─── RECORDS
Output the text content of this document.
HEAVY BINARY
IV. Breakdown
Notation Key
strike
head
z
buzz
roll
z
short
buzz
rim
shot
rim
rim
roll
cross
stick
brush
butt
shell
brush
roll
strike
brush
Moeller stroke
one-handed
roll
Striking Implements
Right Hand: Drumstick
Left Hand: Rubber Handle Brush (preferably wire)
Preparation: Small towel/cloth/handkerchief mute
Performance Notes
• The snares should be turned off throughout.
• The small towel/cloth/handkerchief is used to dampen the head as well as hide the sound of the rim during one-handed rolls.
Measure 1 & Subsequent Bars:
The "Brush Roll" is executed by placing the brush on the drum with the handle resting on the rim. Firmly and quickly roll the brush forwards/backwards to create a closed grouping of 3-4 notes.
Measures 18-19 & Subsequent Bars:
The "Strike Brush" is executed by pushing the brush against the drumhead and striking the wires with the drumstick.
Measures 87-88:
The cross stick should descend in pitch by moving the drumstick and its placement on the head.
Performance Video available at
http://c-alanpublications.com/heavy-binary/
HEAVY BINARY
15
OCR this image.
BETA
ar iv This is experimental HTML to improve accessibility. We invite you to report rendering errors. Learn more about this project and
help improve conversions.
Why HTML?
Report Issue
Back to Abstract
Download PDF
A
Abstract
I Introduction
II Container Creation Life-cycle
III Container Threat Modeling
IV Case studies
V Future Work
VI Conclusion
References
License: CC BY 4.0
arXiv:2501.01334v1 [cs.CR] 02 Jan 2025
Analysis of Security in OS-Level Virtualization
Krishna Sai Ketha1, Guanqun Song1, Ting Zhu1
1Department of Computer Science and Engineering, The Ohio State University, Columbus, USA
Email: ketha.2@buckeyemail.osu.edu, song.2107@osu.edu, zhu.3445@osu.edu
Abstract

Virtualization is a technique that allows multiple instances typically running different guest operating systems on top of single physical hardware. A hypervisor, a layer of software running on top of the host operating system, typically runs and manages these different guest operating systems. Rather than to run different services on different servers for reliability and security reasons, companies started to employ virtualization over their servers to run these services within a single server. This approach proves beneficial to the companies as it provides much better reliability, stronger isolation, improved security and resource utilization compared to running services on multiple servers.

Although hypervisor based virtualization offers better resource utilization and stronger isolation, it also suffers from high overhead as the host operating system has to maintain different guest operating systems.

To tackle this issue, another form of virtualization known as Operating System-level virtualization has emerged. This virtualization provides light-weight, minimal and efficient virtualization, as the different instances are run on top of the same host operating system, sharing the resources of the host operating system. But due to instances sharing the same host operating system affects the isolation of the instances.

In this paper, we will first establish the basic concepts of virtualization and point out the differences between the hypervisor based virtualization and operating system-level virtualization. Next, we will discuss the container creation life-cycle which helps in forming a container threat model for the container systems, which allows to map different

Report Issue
──────
**REQUIREMENTS**
Give all of the entries again, word for word.

**FINAL RESULT**
Output the text content of this document.
HEAVY BINARY
IV. Breakdown
Notation Key
strike
head
z
buzz
roll
z
short
buzz
rim
shot
rim
rim
roll
cross
stick
brush
butt
shell
brush
roll
strike
brush
Moeller stroke
one-handed
roll
Striking Implements
Right Hand: Drumstick
Left Hand: Rubber Handle Brush (preferably wire)
Preparation: Small towel/cloth/handkerchief mute
Performance Notes
• The snares should be turned off throughout.
• The small towel/cloth/handkerchief is used to dampen the head as well as hide the sound of the rim during one-handed rolls.
Measure 1 & Subsequent Bars:
The "Brush Roll" is executed by placing the brush on the drum with the handle resting on the rim. Firmly and quickly roll the brush forwards/backwards to create a closed grouping of 3-4 notes.
Measures 18-19 & Subsequent Bars:
The "Strike Brush" is executed by pushing the brush against the drumhead and striking the wires with the drumstick.
Measures 87-88:
The cross stick should descend in pitch by moving the drumstick and its placement on the head.
Performance Video available at
http://c-alanpublications.com/heavy-binary/
HEAVY BINARY
15
OCR this image.
BETA
ar iv This is experimental HTML to improve accessibility. We invite you to report rendering errors. Learn more about this project and
help improve conversions.
Why HTML?
Report Issue
Back to Abstract
Download PDF
A
Abstract
I Introduction
II Container Creation Life-cycle
III Container Threat Modeling
IV Case studies
V Future Work
VI Conclusion
References
License: CC BY 4.0
arXiv:2501.01334v1 [cs.CR] 02 Jan 2025
Analysis of Security in OS-Level Virtualization
Krishna Sai Ketha1, Guanqun Song1, Ting Zhu1
1Department of Computer Science and Engineering, The Ohio State University, Columbus, USA
Email: ketha.2@buckeyemail.osu.edu, song.2107@osu.edu, zhu.3445@osu.edu
Abstract

Virtualization is a technique that allows multiple instances typically running different guest operating systems on top of single physical hardware. A hypervisor, a layer of software running on top of the host operating system, typically runs and manages these different guest operating systems. Rather than to run different services on different servers for reliability and security reasons, companies started to employ virtualization over their servers to run these services within a single server. This approach proves beneficial to the companies as it provides much better reliability, stronger isolation, improved security and resource utilization compared to running services on multiple servers.

Although hypervisor based virtualization offers better resource utilization and stronger isolation, it also suffers from high overhead as the host operating system has to maintain different guest operating systems.

To tackle this issue, another form of virtualization known as Operating System-level virtualization has emerged. This virtualization provides light-weight, minimal and efficient virtualization, as the different instances are run on top of the same host operating system, sharing the resources of the host operating system. But due to instances sharing the same host operating system affects the isolation of the instances.

In this paper, we will first establish the basic concepts of virtualization and point out the differences between the hypervisor based virtualization and operating system-level virtualization. Next, we will discuss the container creation life-cycle which helps in forming a container threat model for the container systems, which allows to map different

Report Issue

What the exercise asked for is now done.